**REQUIREMENT**. Work through the material below line by line and say how many lines include the word "recommandant". Only the number, please.

**DATA FOR THIS EXERCISE**.
*-*-*

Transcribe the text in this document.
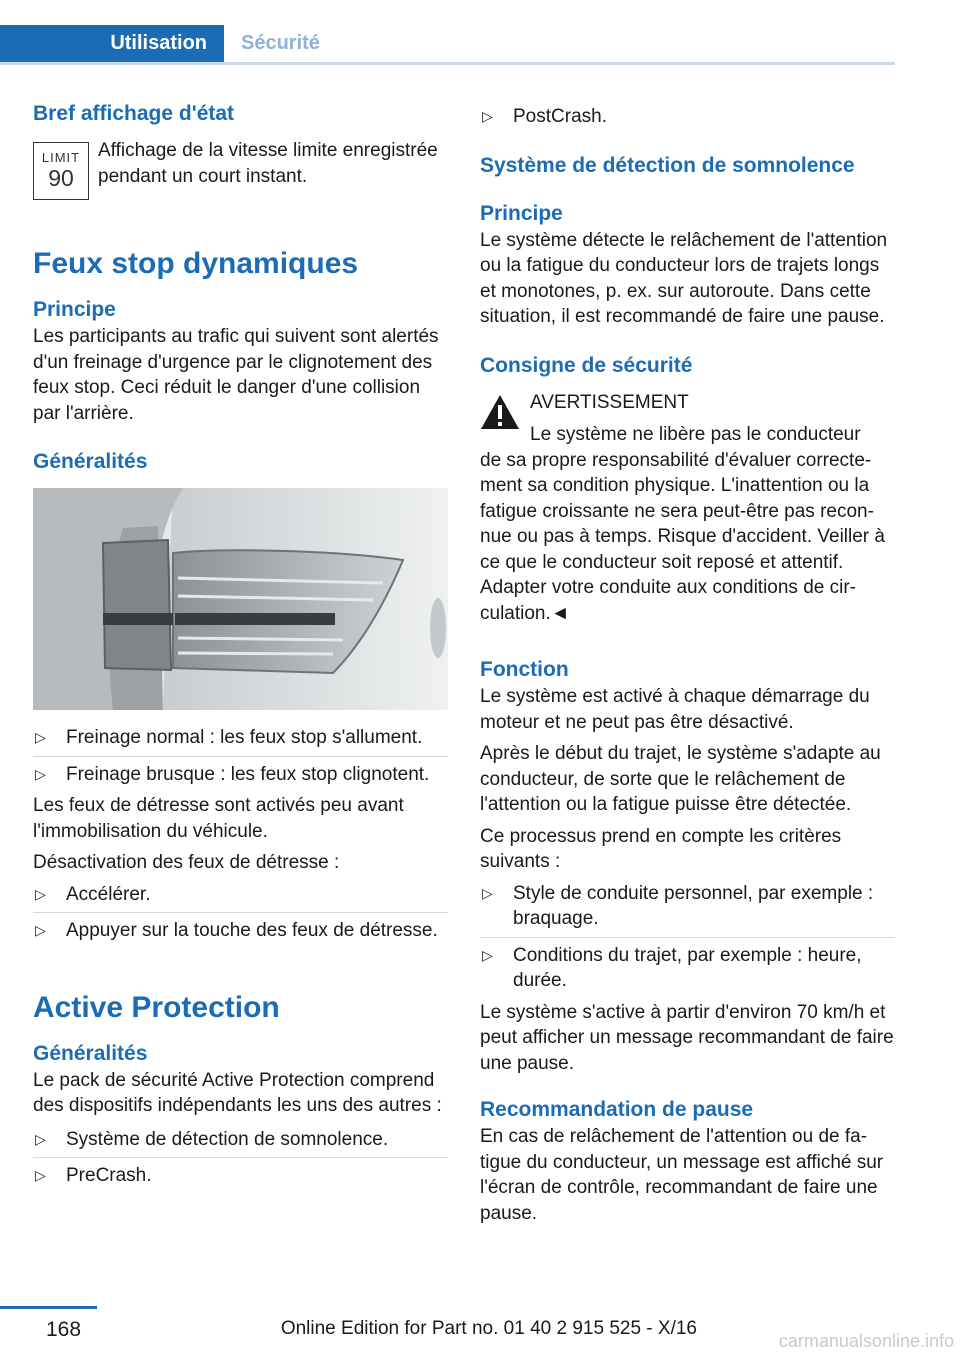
Utilisation	Sécurité
Bref affichage d'état
LIMIT
90

Affichage de la vitesse limite enregistrée pendant un court instant.

Feux stop dynamiques
Principe

Les participants au trafic qui suivent sont alertés d'un freinage d'urgence par le clignotement des feux stop. Ceci réduit le danger d'une collision par l'arrière.

Généralités
▷ Freinage normal : les feux stop s'allument.
▷ Freinage brusque : les feux stop clignotent.

Les feux de détresse sont activés peu avant l'immobilisation du véhicule.

Désactivation des feux de détresse :

▷ Accélérer.
▷ Appuyer sur la touche des feux de détresse.
Active Protection
Généralités

Le pack de sécurité Active Protection comprend des dispositifs indépendants les uns des autres :

▷ Système de détection de somnolence.
▷ PreCrash.
▷ PostCrash.
Système de détection de somnolence
Principe

Le système détecte le relâchement de l'attention ou la fatigue du conducteur lors de trajets longs et monotones, p. ex. sur autoroute. Dans cette situation, il est recommandé de faire une pause.

Consigne de sécurité

AVERTISSEMENT

Le système ne libère pas le conducteur

de sa propre responsabilité d'évaluer correctement sa condition physique. L'inattention ou la fatigue croissante ne sera peut-être pas reconnue ou pas à temps. Risque d'accident. Veiller à ce que le conducteur soit reposé et attentif. Adapter votre conduite aux conditions de circulation.◄

Fonction

Le système est activé à chaque démarrage du moteur et ne peut pas être désactivé.

Après le début du trajet, le système s'adapte au conducteur, de sorte que le relâchement de l'attention ou la fatigue puisse être détectée.

Ce processus prend en compte les critères suivants :

▷ Style de conduite personnel, par exemple : braquage.
▷ Conditions du trajet, par exemple : heure, durée.

Le système s'active à partir d'environ 70 km/h et peut afficher un message recommandant de faire une pause.

Recommandation de pause

En cas de relâchement de l'attention ou de fatigue du conducteur, un message est affiché sur l'écran de contrôle, recommandant de faire une pause.

168	Online Edition for Part no. 01 40 2 915 525 - X/16
carmanualsonline.info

*-*-*

**THE REPLY**. 2